EXERCISE » Determine which lines of the records include the word "Land", and copy them.

-- START DATA LISTING --

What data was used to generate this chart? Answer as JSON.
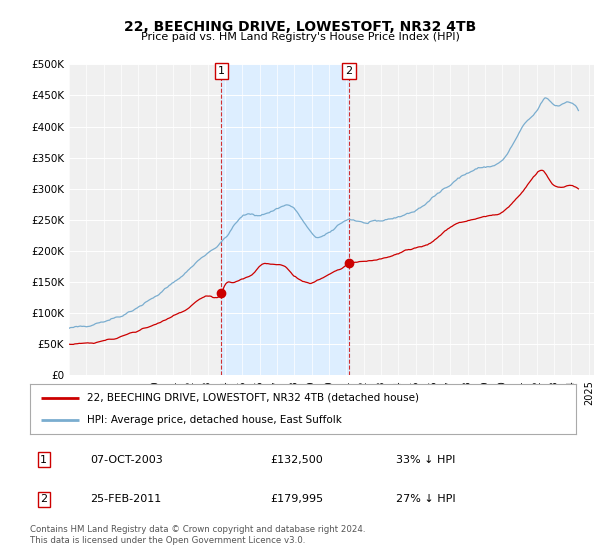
{
  "title": "22, BEECHING DRIVE, LOWESTOFT, NR32 4TB",
  "subtitle": "Price paid vs. HM Land Registry's House Price Index (HPI)",
  "ylim": [
    0,
    500000
  ],
  "yticks": [
    0,
    50000,
    100000,
    150000,
    200000,
    250000,
    300000,
    350000,
    400000,
    450000,
    500000
  ],
  "ytick_labels": [
    "£0",
    "£50K",
    "£100K",
    "£150K",
    "£200K",
    "£250K",
    "£300K",
    "£350K",
    "£400K",
    "£450K",
    "£500K"
  ],
  "background_color": "#ffffff",
  "plot_bg_color": "#f0f0f0",
  "red_color": "#cc0000",
  "blue_color": "#7aadcf",
  "shade_color": "#ddeeff",
  "marker1_price": 132500,
  "marker1_year": 2003.8,
  "marker2_price": 179995,
  "marker2_year": 2011.15,
  "legend_line1": "22, BEECHING DRIVE, LOWESTOFT, NR32 4TB (detached house)",
  "legend_line2": "HPI: Average price, detached house, East Suffolk",
  "footnote": "Contains HM Land Registry data © Crown copyright and database right 2024.\nThis data is licensed under the Open Government Licence v3.0.",
  "table_row1": [
    "1",
    "07-OCT-2003",
    "£132,500",
    "33% ↓ HPI"
  ],
  "table_row2": [
    "2",
    "25-FEB-2011",
    "£179,995",
    "27% ↓ HPI"
  ],
  "xmin": 1995.0,
  "xmax": 2025.3
}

-- END DATA LISTING --

FULL RESPONSE »
  "subtitle": "Price paid vs. HM Land Registry's House Price Index (HPI)",
  "footnote": "Contains HM Land Registry data © Crown copyright and database right 2024.\nThis data is licensed under the Open Government Licence v3.0.",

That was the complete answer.